● **The problem**:
Word for word, set down the records and skip each picture.

● **Available records**:
+++
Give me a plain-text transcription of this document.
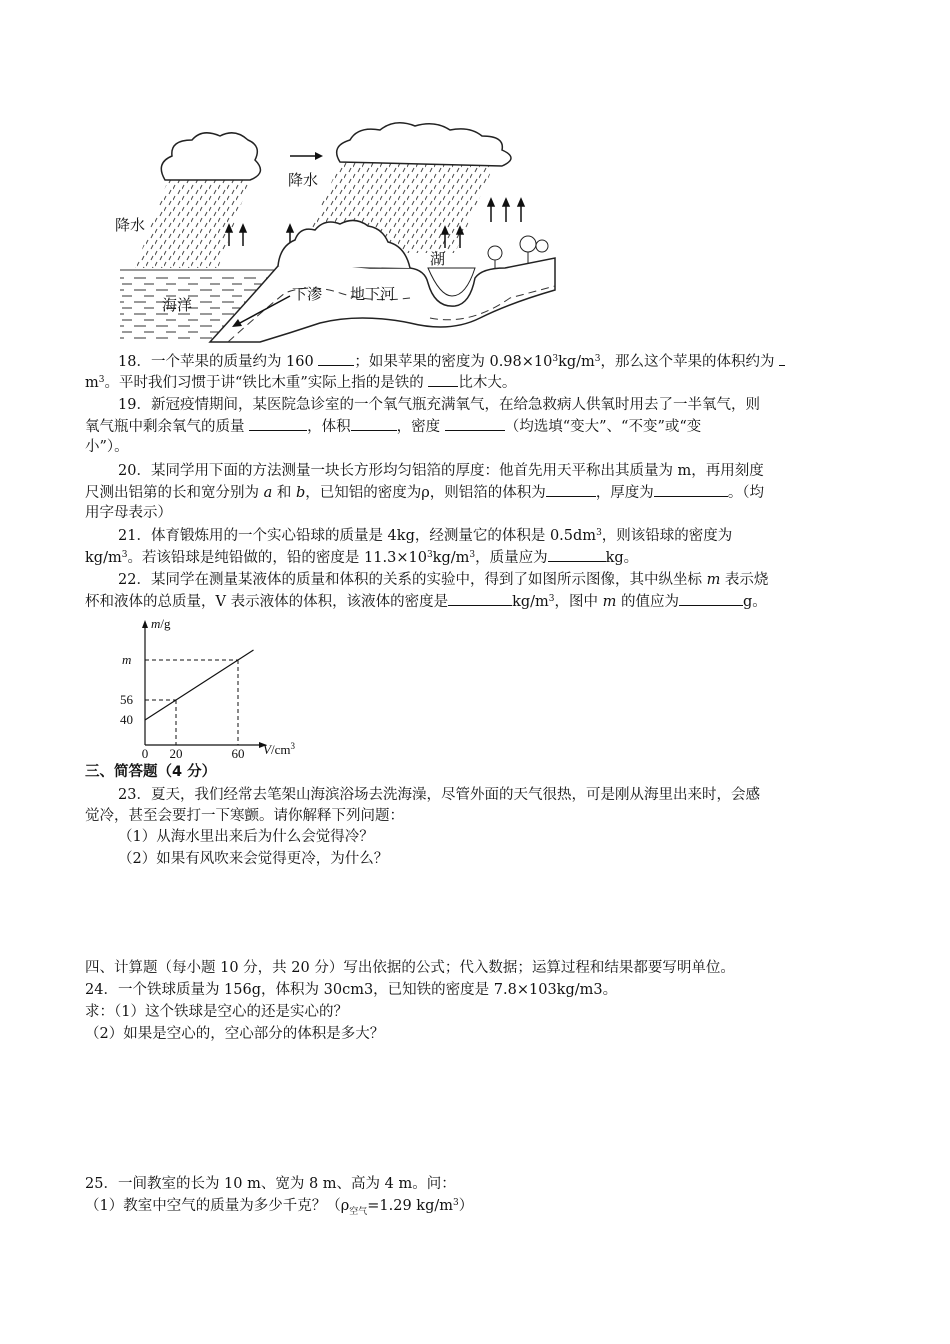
降水
降水
海洋
下渗 地下河
湖
18．一个苹果的质量约为 160 ；如果苹果的密度为 $0.98\times 10^3kg/m^3$，那么这个苹果的体积约为
$m^3$。平时我们习惯于讲“铁比木重”实际上指的是铁的 比木大。
19．新冠疫情期间，某医院急诊室的一个氧气瓶充满氧气，在给急救病人供氧时用去了一半氧气，则
氧气瓶中剩余氧气的质量	，体积	，密度	（均选填“变大”、“不变”或“变
小”）。
20．某同学用下面的方法测量一块长方形均匀铝箔的厚度：他首先用天平称出其质量为 m，再用刻度
尺测出铝第的长和宽分别为 a 和 b，已知铝的密度为ρ，则铝箔的体积为	，厚度为	。（均
用字母表示）
21．体育锻炼用的一个实心铅球的质量是 4kg，经测量它的体积是 $0.5dm^3$，则该铅球的密度为
$kg/m^3$。若该铅球是纯铅做的，铅的密度是 $11.3\times 10^3kg/m^3$，质量应为	kg。
22．某同学在测量某液体的质量和体积的关系的实验中，得到了如图所示图像，其中纵坐标 m 表示烧
杯和液体的总质量，V 表示液体的体积，该液体的密度是	$kg/m^3$，图中 m 的值应为	g。
m/g
$V/cm^3$
m
56
40
0 20	60
三、简答题（4 分）
23．夏天，我们经常去笔架山海滨浴场去洗海澡，尽管外面的天气很热，可是刚从海里出来时，会感
觉冷，甚至会要打一下寒颤。请你解释下列问题：
（1）从海水里出来后为什么会觉得冷？
（2）如果有风吹来会觉得更冷，为什么？
四、计算题（每小题 10 分，共 20 分）写出依据的公式；代入数据；运算过程和结果都要写明单位。
24．一个铁球质量为 156g，体积为 30cm3，已知铁的密度是 7.8×103kg/m3。
求：（1）这个铁球是空心的还是实心的？
（2）如果是空心的，空心部分的体积是多大？
25．一间教室的长为 10 m、宽为 8 m、高为 4 m。问：
（1）教室中空气的质量为多少千克？（$\rho_{空气}=1.29$ $kg/m^3$）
+++
● **Exercise solution**:
Give me a plain-text transcription of this document.
降水
降水
海洋
下渗 地下河
湖
18．一个苹果的质量约为 160 ；如果苹果的密度为 $0.98\times 10^3kg/m^3$，那么这个苹果的体积约为
$m^3$。平时我们习惯于讲“铁比木重”实际上指的是铁的 比木大。
19．新冠疫情期间，某医院急诊室的一个氧气瓶充满氧气，在给急救病人供氧时用去了一半氧气，则
氧气瓶中剩余氧气的质量	，体积	，密度	（均选填“变大”、“不变”或“变
小”）。
20．某同学用下面的方法测量一块长方形均匀铝箔的厚度：他首先用天平称出其质量为 m，再用刻度
尺测出铝第的长和宽分别为 a 和 b，已知铝的密度为ρ，则铝箔的体积为	，厚度为	。（均
用字母表示）
21．体育锻炼用的一个实心铅球的质量是 4kg，经测量它的体积是 $0.5dm^3$，则该铅球的密度为
$kg/m^3$。若该铅球是纯铅做的，铅的密度是 $11.3\times 10^3kg/m^3$，质量应为	kg。
22．某同学在测量某液体的质量和体积的关系的实验中，得到了如图所示图像，其中纵坐标 m 表示烧
杯和液体的总质量，V 表示液体的体积，该液体的密度是	$kg/m^3$，图中 m 的值应为	g。
m/g
$V/cm^3$
m
56
40
0 20	60
三、简答题（4 分）
23．夏天，我们经常去笔架山海滨浴场去洗海澡，尽管外面的天气很热，可是刚从海里出来时，会感
觉冷，甚至会要打一下寒颤。请你解释下列问题：
（1）从海水里出来后为什么会觉得冷？
（2）如果有风吹来会觉得更冷，为什么？
四、计算题（每小题 10 分，共 20 分）写出依据的公式；代入数据；运算过程和结果都要写明单位。
24．一个铁球质量为 156g，体积为 30cm3，已知铁的密度是 7.8×103kg/m3。
求：（1）这个铁球是空心的还是实心的？
（2）如果是空心的，空心部分的体积是多大？
25．一间教室的长为 10 m、宽为 8 m、高为 4 m。问：
（1）教室中空气的质量为多少千克？（$\rho_{空气}=1.29$ $kg/m^3$）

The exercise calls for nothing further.